━━━ EXCERPTED DATA

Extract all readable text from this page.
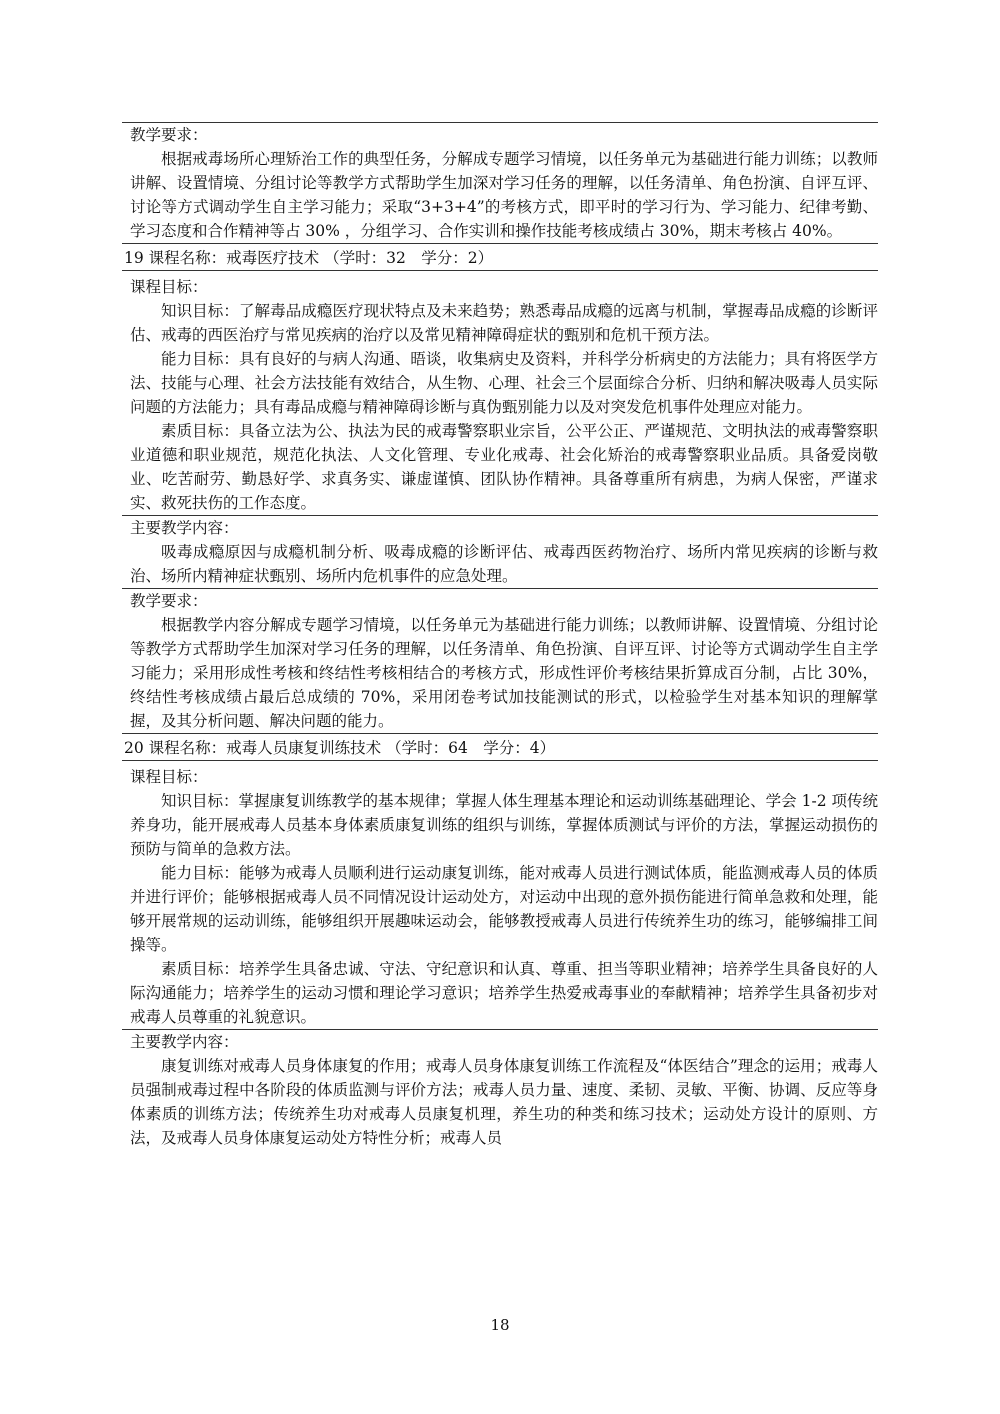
教学要求：

根据戒毒场所心理矫治工作的典型任务，分解成专题学习情境，以任务单元为基础进行能力训练；以教师讲解、设置情境、分组讨论等教学方式帮助学生加深对学习任务的理解，以任务清单、角色扮演、自评互评、讨论等方式调动学生自主学习能力；采取“3+3+4”的考核方式，即平时的学习行为、学习能力、纪律考勤、学习态度和合作精神等占 30% ，分组学习、合作实训和操作技能考核成绩占 30%，期末考核占 40%。

19 课程名称：戒毒医疗技术 （学时：32　学分：2）
课程目标：

知识目标：了解毒品成瘾医疗现状特点及未来趋势；熟悉毒品成瘾的远离与机制，掌握毒品成瘾的诊断评估、戒毒的西医治疗与常见疾病的治疗以及常见精神障碍症状的甄别和危机干预方法。

能力目标：具有良好的与病人沟通、晤谈，收集病史及资料，并科学分析病史的方法能力；具有将医学方法、技能与心理、社会方法技能有效结合，从生物、心理、社会三个层面综合分析、归纳和解决吸毒人员实际问题的方法能力；具有毒品成瘾与精神障碍诊断与真伪甄别能力以及对突发危机事件处理应对能力。

素质目标：具备立法为公、执法为民的戒毒警察职业宗旨，公平公正、严谨规范、文明执法的戒毒警察职业道德和职业规范，规范化执法、人文化管理、专业化戒毒、社会化矫治的戒毒警察职业品质。具备爱岗敬业、吃苦耐劳、勤恳好学、求真务实、谦虚谨慎、团队协作精神。具备尊重所有病患，为病人保密，严谨求实、救死扶伤的工作态度。

主要教学内容：

吸毒成瘾原因与成瘾机制分析、吸毒成瘾的诊断评估、戒毒西医药物治疗、场所内常见疾病的诊断与救治、场所内精神症状甄别、场所内危机事件的应急处理。

教学要求：

根据教学内容分解成专题学习情境，以任务单元为基础进行能力训练；以教师讲解、设置情境、分组讨论等教学方式帮助学生加深对学习任务的理解，以任务清单、角色扮演、自评互评、讨论等方式调动学生自主学习能力；采用形成性考核和终结性考核相结合的考核方式，形成性评价考核结果折算成百分制，占比 30%，终结性考核成绩占最后总成绩的 70%，采用闭卷考试加技能测试的形式，以检验学生对基本知识的理解掌握，及其分析问题、解决问题的能力。

20 课程名称：戒毒人员康复训练技术 （学时：64　学分：4）
课程目标：

知识目标：掌握康复训练教学的基本规律；掌握人体生理基本理论和运动训练基础理论、学会 1-2 项传统养身功，能开展戒毒人员基本身体素质康复训练的组织与训练，掌握体质测试与评价的方法，掌握运动损伤的预防与简单的急救方法。

能力目标：能够为戒毒人员顺利进行运动康复训练，能对戒毒人员进行测试体质，能监测戒毒人员的体质并进行评价；能够根据戒毒人员不同情况设计运动处方，对运动中出现的意外损伤能进行简单急救和处理，能够开展常规的运动训练，能够组织开展趣味运动会，能够教授戒毒人员进行传统养生功的练习，能够编排工间操等。

素质目标：培养学生具备忠诚、守法、守纪意识和认真、尊重、担当等职业精神；培养学生具备良好的人际沟通能力；培养学生的运动习惯和理论学习意识；培养学生热爱戒毒事业的奉献精神；培养学生具备初步对戒毒人员尊重的礼貌意识。

主要教学内容：

康复训练对戒毒人员身体康复的作用；戒毒人员身体康复训练工作流程及“体医结合”理念的运用；戒毒人员强制戒毒过程中各阶段的体质监测与评价方法；戒毒人员力量、速度、柔韧、灵敏、平衡、协调、反应等身体素质的训练方法；传统养生功对戒毒人员康复机理，养生功的种类和练习技术；运动处方设计的原则、方法，及戒毒人员身体康复运动处方特性分析；戒毒人员

18
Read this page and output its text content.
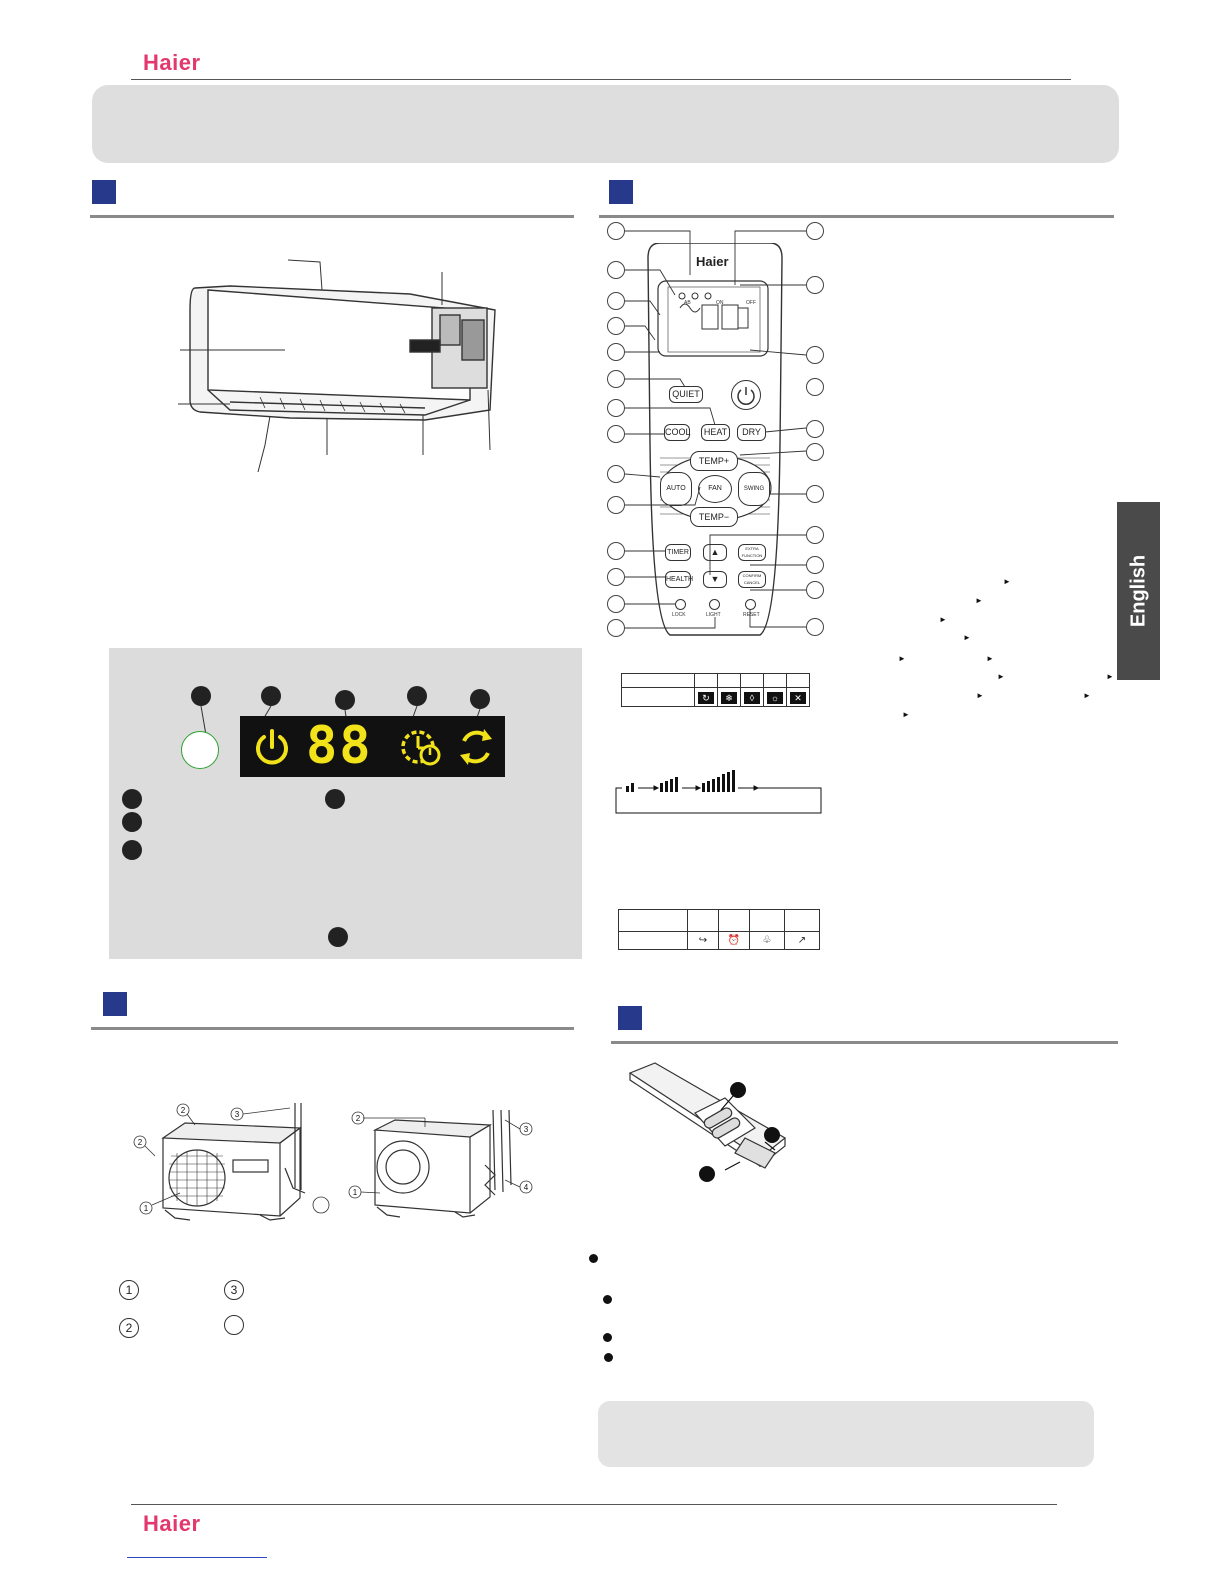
Haier
88
Haier
AB	ON	OFF
QUIET
COOL	HEAT	DRY
TEMP+
AUTO	FAN	SWING
TEMP−
TIMER	▲	EXTRA FUNCTION
HEALTH	▼	CONFIRM CANCEL
LOCK	LIGHT	RESET

	↻	❄	◊	☼	✕

	↪	⏰	♧	↗
►
►
►
►
►	►
►	►
►	►
►
English
1
2
2
3
1
2
3
4
1	3
2
Haier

━━━━━━

» GOAL
Go through the material above and count the lines that include "this". Give the number alone.

» OUTPUT OF THE EXERCISE
2